THE TASK —
Return the entries below verbatim. Pictures stay out.

** Begin DATA EXTRACT **

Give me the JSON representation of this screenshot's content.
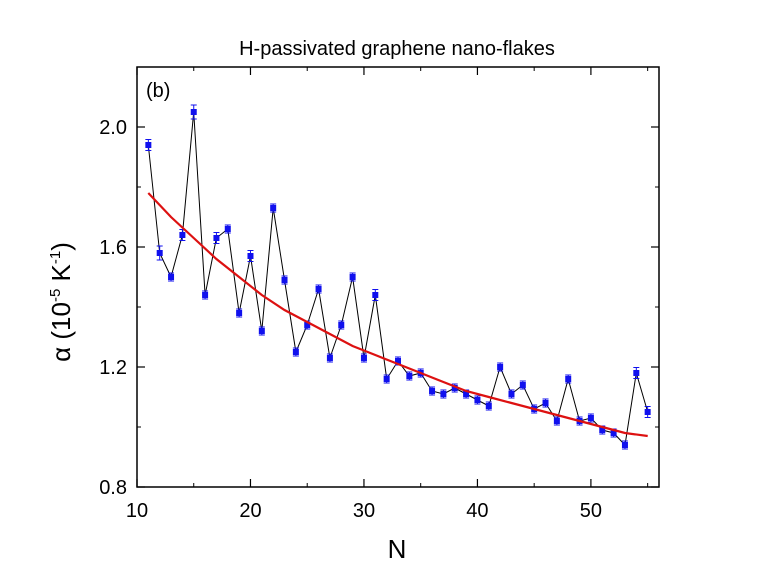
{
  "chart_data": {
    "type": "line",
    "title": "H-passivated graphene nano-flakes",
    "panel_label": "(b)",
    "xlabel": "N",
    "ylabel": "α (10",
    "ylabel_exp1": "-5",
    "ylabel_unit": " K",
    "ylabel_exp2": "-1",
    "ylabel_close": ")",
    "xlim": [
      10,
      56
    ],
    "ylim": [
      0.8,
      2.2
    ],
    "xticks": [
      10,
      20,
      30,
      40,
      50
    ],
    "xtick_labels": [
      "10",
      "20",
      "30",
      "40",
      "50"
    ],
    "yticks": [
      0.8,
      1.2,
      1.6,
      2.0
    ],
    "ytick_labels": [
      "0.8",
      "1.2",
      "1.6",
      "2.0"
    ],
    "grid": false,
    "series": [
      {
        "style": "markers+line",
        "marker_color": "#1010ee",
        "line_color": "#000000",
        "x": [
          11,
          12,
          13,
          14,
          15,
          16,
          17,
          18,
          19,
          20,
          21,
          22,
          23,
          24,
          25,
          26,
          27,
          28,
          29,
          30,
          31,
          32,
          33,
          34,
          35,
          36,
          37,
          38,
          39,
          40,
          41,
          42,
          43,
          44,
          45,
          46,
          47,
          48,
          49,
          50,
          51,
          52,
          53,
          54,
          55
        ],
        "y": [
          1.94,
          1.58,
          1.5,
          1.64,
          2.05,
          1.44,
          1.63,
          1.66,
          1.38,
          1.57,
          1.32,
          1.73,
          1.49,
          1.25,
          1.34,
          1.46,
          1.23,
          1.34,
          1.5,
          1.23,
          1.44,
          1.16,
          1.22,
          1.17,
          1.18,
          1.12,
          1.11,
          1.13,
          1.11,
          1.09,
          1.07,
          1.2,
          1.11,
          1.14,
          1.06,
          1.08,
          1.02,
          1.16,
          1.02,
          1.03,
          0.99,
          0.98,
          0.94,
          1.18,
          1.05
        ],
        "yerr": [
          0.015,
          0.02,
          0.01,
          0.015,
          0.02,
          0.01,
          0.015,
          0.01,
          0.01,
          0.015,
          0.01,
          0.01,
          0.01,
          0.01,
          0.01,
          0.01,
          0.01,
          0.01,
          0.01,
          0.01,
          0.015,
          0.01,
          0.01,
          0.01,
          0.01,
          0.01,
          0.01,
          0.01,
          0.01,
          0.01,
          0.01,
          0.01,
          0.01,
          0.01,
          0.01,
          0.01,
          0.01,
          0.01,
          0.01,
          0.01,
          0.01,
          0.01,
          0.01,
          0.015,
          0.015
        ]
      },
      {
        "style": "line",
        "line_color": "#dd1111",
        "x": [
          11,
          13,
          15,
          17,
          19,
          21,
          23,
          25,
          27,
          29,
          31,
          33,
          35,
          37,
          39,
          41,
          43,
          45,
          47,
          49,
          51,
          53,
          55
        ],
        "y": [
          1.78,
          1.7,
          1.63,
          1.56,
          1.5,
          1.44,
          1.39,
          1.35,
          1.31,
          1.27,
          1.24,
          1.21,
          1.18,
          1.15,
          1.12,
          1.1,
          1.08,
          1.06,
          1.04,
          1.02,
          1.0,
          0.98,
          0.97
        ]
      }
    ]
  }
}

** End DATA EXTRACT **

EXPECTED OUTPUT —
Give me the JSON representation of this screenshot's content.
{
  "chart_data": {
    "type": "line",
    "title": "H-passivated graphene nano-flakes",
    "panel_label": "(b)",
    "xlabel": "N",
    "ylabel": "α (10",
    "ylabel_exp1": "-5",
    "ylabel_unit": " K",
    "ylabel_exp2": "-1",
    "ylabel_close": ")",
    "xlim": [
      10,
      56
    ],
    "ylim": [
      0.8,
      2.2
    ],
    "xticks": [
      10,
      20,
      30,
      40,
      50
    ],
    "xtick_labels": [
      "10",
      "20",
      "30",
      "40",
      "50"
    ],
    "yticks": [
      0.8,
      1.2,
      1.6,
      2.0
    ],
    "ytick_labels": [
      "0.8",
      "1.2",
      "1.6",
      "2.0"
    ],
    "grid": false,
    "series": [
      {
        "style": "markers+line",
        "marker_color": "#1010ee",
        "line_color": "#000000",
        "x": [
          11,
          12,
          13,
          14,
          15,
          16,
          17,
          18,
          19,
          20,
          21,
          22,
          23,
          24,
          25,
          26,
          27,
          28,
          29,
          30,
          31,
          32,
          33,
          34,
          35,
          36,
          37,
          38,
          39,
          40,
          41,
          42,
          43,
          44,
          45,
          46,
          47,
          48,
          49,
          50,
          51,
          52,
          53,
          54,
          55
        ],
        "y": [
          1.94,
          1.58,
          1.5,
          1.64,
          2.05,
          1.44,
          1.63,
          1.66,
          1.38,
          1.57,
          1.32,
          1.73,
          1.49,
          1.25,
          1.34,
          1.46,
          1.23,
          1.34,
          1.5,
          1.23,
          1.44,
          1.16,
          1.22,
          1.17,
          1.18,
          1.12,
          1.11,
          1.13,
          1.11,
          1.09,
          1.07,
          1.2,
          1.11,
          1.14,
          1.06,
          1.08,
          1.02,
          1.16,
          1.02,
          1.03,
          0.99,
          0.98,
          0.94,
          1.18,
          1.05
        ],
        "yerr": [
          0.015,
          0.02,
          0.01,
          0.015,
          0.02,
          0.01,
          0.015,
          0.01,
          0.01,
          0.015,
          0.01,
          0.01,
          0.01,
          0.01,
          0.01,
          0.01,
          0.01,
          0.01,
          0.01,
          0.01,
          0.015,
          0.01,
          0.01,
          0.01,
          0.01,
          0.01,
          0.01,
          0.01,
          0.01,
          0.01,
          0.01,
          0.01,
          0.01,
          0.01,
          0.01,
          0.01,
          0.01,
          0.01,
          0.01,
          0.01,
          0.01,
          0.01,
          0.01,
          0.015,
          0.015
        ]
      },
      {
        "style": "line",
        "line_color": "#dd1111",
        "x": [
          11,
          13,
          15,
          17,
          19,
          21,
          23,
          25,
          27,
          29,
          31,
          33,
          35,
          37,
          39,
          41,
          43,
          45,
          47,
          49,
          51,
          53,
          55
        ],
        "y": [
          1.78,
          1.7,
          1.63,
          1.56,
          1.5,
          1.44,
          1.39,
          1.35,
          1.31,
          1.27,
          1.24,
          1.21,
          1.18,
          1.15,
          1.12,
          1.1,
          1.08,
          1.06,
          1.04,
          1.02,
          1.0,
          0.98,
          0.97
        ]
      }
    ]
  }
}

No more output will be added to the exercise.